WRITTEN TASK A>
Using the Andes Mints text, answer these:
(i) In what year did Andrew Kanelos own a little candy store in Chicago?
(ii) In what year is the official Andes Mint credited?
(iii) What name did all of his candies carry before the change?

TEXT SHOWN>
....................

The perfect blend of chocolate and mint, you really can’t go wrong with an Andes mint. Have you ever tried these? They’ve been around for a lot of years and the flavors of the layers of mint and chocolate meld together to make the perfect combination. 

Andes Mints


Andes Mints have a long history of success. It all started at Andes Candies and they really date back to the 1920s, although the official Andes Mint is not credited until 1950. 

Please leave a review or any memories of this snack in the comments at the bottom of this page. Thank you!

Andrew Kanelos of Chicago owned a little candy store in the area in 1921. He began to open more candy locations but all of his candies were Andy’s Candies. The stories say that he realized men didn’t want to give the women in their lives another man’s candy. 

He altered the name to be Andes Candies so it kept the general idea of the name intact but transitioned it so it didn’t seem like the candies came from Andy. It was a thoughtful change and it didn’t cause confusion about the name or brands.

....................

PROVIDED MATERIAL>

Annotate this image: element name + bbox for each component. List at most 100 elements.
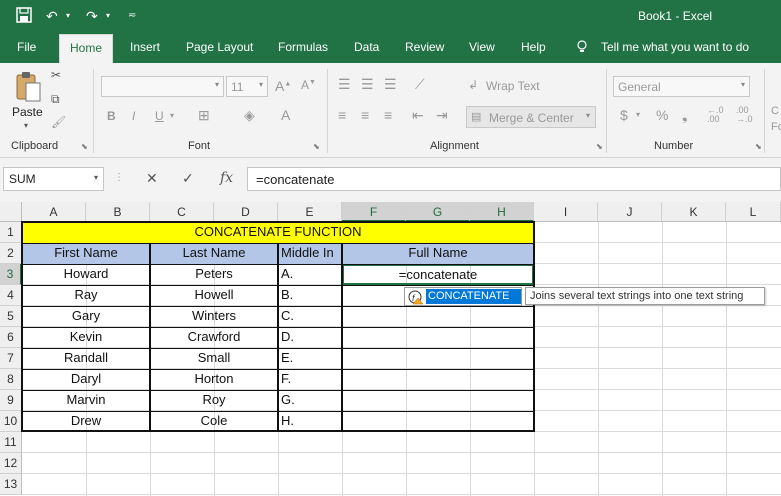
cell-first-name[interactable]: Randall xyxy=(22,348,150,369)
cell-last-name[interactable]: Cole xyxy=(150,411,278,432)
tab-home[interactable]: Home xyxy=(59,34,114,63)
paste-dropdown-icon[interactable]: ▾ xyxy=(24,121,28,130)
name-box-dropdown-icon[interactable]: ▾ xyxy=(94,173,98,182)
confirm-entry-icon[interactable]: ✓ xyxy=(182,170,194,187)
increase-font-size-icon[interactable]: A▲ xyxy=(275,78,291,94)
cell-last-name[interactable]: Horton xyxy=(150,369,278,390)
tab-data[interactable]: Data xyxy=(354,40,379,54)
row-header-2[interactable]: 2 xyxy=(0,243,22,264)
column-header-j[interactable]: J xyxy=(598,202,662,222)
increase-indent-icon[interactable]: ⇥ xyxy=(436,107,448,124)
cell-last-name[interactable]: Howell xyxy=(150,285,278,306)
cancel-entry-icon[interactable]: ✕ xyxy=(146,170,158,187)
paste-icon[interactable] xyxy=(14,71,42,108)
header-first-name[interactable]: First Name xyxy=(22,243,150,264)
lightbulb-icon[interactable] xyxy=(576,40,588,57)
row-header-10[interactable]: 10 xyxy=(0,411,22,432)
wrap-text-button[interactable]: Wrap Text xyxy=(486,79,540,93)
format-painter-icon[interactable]: 🖌 xyxy=(51,115,66,129)
cell-last-name[interactable]: Roy xyxy=(150,390,278,411)
currency-button[interactable]: $ xyxy=(620,107,628,123)
column-header-b[interactable]: B xyxy=(86,202,150,222)
increase-decimal-icon[interactable]: ←.0.00 xyxy=(707,106,724,124)
formatting-partial[interactable]: Fo xyxy=(771,121,781,133)
align-middle-icon[interactable]: ☰ xyxy=(361,76,374,93)
tab-view[interactable]: View xyxy=(469,40,495,54)
cell-first-name[interactable]: Ray xyxy=(22,285,150,306)
cell-last-name[interactable]: Winters xyxy=(150,306,278,327)
align-left-icon[interactable]: ≡ xyxy=(338,107,346,123)
column-header-d[interactable]: D xyxy=(214,202,278,222)
column-header-k[interactable]: K xyxy=(662,202,726,222)
clipboard-launcher-icon[interactable]: ⬊ xyxy=(81,142,88,151)
cell-first-name[interactable]: Marvin xyxy=(22,390,150,411)
row-header-6[interactable]: 6 xyxy=(0,327,22,348)
select-all-corner[interactable] xyxy=(0,202,22,222)
cell-last-name[interactable]: Peters xyxy=(150,264,278,285)
column-header-f[interactable]: F xyxy=(342,202,406,222)
name-box[interactable]: SUM ▾ xyxy=(3,167,104,191)
comma-style-icon[interactable]: ❟ xyxy=(682,107,688,124)
conditional-formatting-partial[interactable]: C xyxy=(771,105,779,117)
cell-first-name[interactable]: Gary xyxy=(22,306,150,327)
column-header-l[interactable]: L xyxy=(726,202,781,222)
number-format-dropdown[interactable]: General ▾ xyxy=(613,76,750,97)
function-autocomplete-list[interactable]: f CONCATENATE xyxy=(404,287,522,306)
row-header-8[interactable]: 8 xyxy=(0,369,22,390)
row-header-11[interactable]: 11 xyxy=(0,432,22,453)
cell-middle-initial[interactable]: A. xyxy=(278,264,342,285)
borders-icon[interactable]: ⊞ xyxy=(198,107,210,124)
row-header-4[interactable]: 4 xyxy=(0,285,22,306)
align-bottom-icon[interactable]: ☰ xyxy=(384,76,397,93)
tab-formulas[interactable]: Formulas xyxy=(278,40,328,54)
redo-icon[interactable]: ↷ xyxy=(86,7,98,25)
insert-function-icon[interactable]: fx xyxy=(220,170,233,186)
tab-help[interactable]: Help xyxy=(521,40,546,54)
font-color-icon[interactable]: A xyxy=(281,107,290,123)
cell-middle-initial[interactable]: D. xyxy=(278,327,342,348)
row-header-9[interactable]: 9 xyxy=(0,390,22,411)
cell-last-name[interactable]: Crawford xyxy=(150,327,278,348)
cell-middle-initial[interactable]: E. xyxy=(278,348,342,369)
customize-toolbar-icon[interactable]: ≂ xyxy=(128,7,136,25)
merge-center-button[interactable]: ▤ Merge & Center ▾ xyxy=(466,106,596,128)
alignment-launcher-icon[interactable]: ⬊ xyxy=(596,142,603,151)
decrease-indent-icon[interactable]: ⇤ xyxy=(412,107,424,124)
paste-label[interactable]: Paste xyxy=(12,105,43,119)
tab-insert[interactable]: Insert xyxy=(130,40,160,54)
tab-page-layout[interactable]: Page Layout xyxy=(186,40,253,54)
orientation-icon[interactable]: ⟋ xyxy=(415,76,425,93)
active-cell-editor[interactable]: =concatenate xyxy=(342,264,534,285)
cell-first-name[interactable]: Daryl xyxy=(22,369,150,390)
align-right-icon[interactable]: ≡ xyxy=(384,107,392,123)
align-top-icon[interactable]: ☰ xyxy=(338,76,351,93)
underline-button[interactable]: U xyxy=(155,109,164,123)
redo-dropdown-icon[interactable]: ▾ xyxy=(106,7,110,25)
row-header-7[interactable]: 7 xyxy=(0,348,22,369)
cell-middle-initial[interactable]: C. xyxy=(278,306,342,327)
font-name-dropdown[interactable]: ▾ xyxy=(101,76,224,97)
row-header-5[interactable]: 5 xyxy=(0,306,22,327)
currency-dropdown-icon[interactable]: ▾ xyxy=(636,110,640,119)
number-launcher-icon[interactable]: ⬊ xyxy=(755,142,762,151)
percent-button[interactable]: % xyxy=(656,107,668,123)
cell-middle-initial[interactable]: F. xyxy=(278,369,342,390)
cell-first-name[interactable]: Howard xyxy=(22,264,150,285)
column-header-a[interactable]: A xyxy=(22,202,86,222)
cell-first-name[interactable]: Kevin xyxy=(22,327,150,348)
row-header-3[interactable]: 3 xyxy=(0,264,22,285)
cell-middle-initial[interactable]: G. xyxy=(278,390,342,411)
cell-first-name[interactable]: Drew xyxy=(22,411,150,432)
decrease-decimal-icon[interactable]: .00 →.0 xyxy=(736,106,753,124)
row-header-12[interactable]: 12 xyxy=(0,453,22,474)
row-header-1[interactable]: 1 xyxy=(0,222,22,243)
bold-button[interactable]: B xyxy=(107,109,116,123)
row-header-13[interactable]: 13 xyxy=(0,474,22,495)
formula-input[interactable]: =concatenate xyxy=(247,167,781,191)
font-size-dropdown[interactable]: 11 ▾ xyxy=(226,76,268,97)
copy-icon[interactable]: ⧉ xyxy=(51,92,60,107)
italic-button[interactable]: I xyxy=(132,109,135,123)
font-launcher-icon[interactable]: ⬊ xyxy=(313,142,320,151)
undo-icon[interactable]: ↶ xyxy=(46,7,58,25)
column-header-h[interactable]: H xyxy=(470,202,534,222)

....................

WRITTEN TASK B> Copy these lines from the records exactly, beginning at the line that contains "cell-first-name[interactable]: Randall xyxy=(22,348,150,369)" and stopping after the line that contains "cancel-entry-icon[interactable]: ✕ xyxy=(146,170,158,187)".

REPLY A>
(i) 1921
(ii) 1950
(iii) Andy's Candies

REPLY B>
cell-first-name[interactable]: Randall xyxy=(22,348,150,369)
cell-last-name[interactable]: Cole xyxy=(150,411,278,432)
tab-home[interactable]: Home xyxy=(59,34,114,63)
paste-dropdown-icon[interactable]: ▾ xyxy=(24,121,28,130)
name-box-dropdown-icon[interactable]: ▾ xyxy=(94,173,98,182)
confirm-entry-icon[interactable]: ✓ xyxy=(182,170,194,187)
increase-font-size-icon[interactable]: A▲ xyxy=(275,78,291,94)
cell-last-name[interactable]: Horton xyxy=(150,369,278,390)
tab-data[interactable]: Data xyxy=(354,40,379,54)
row-header-2[interactable]: 2 xyxy=(0,243,22,264)
column-header-j[interactable]: J xyxy=(598,202,662,222)
increase-indent-icon[interactable]: ⇥ xyxy=(436,107,448,124)
cell-last-name[interactable]: Howell xyxy=(150,285,278,306)
cancel-entry-icon[interactable]: ✕ xyxy=(146,170,158,187)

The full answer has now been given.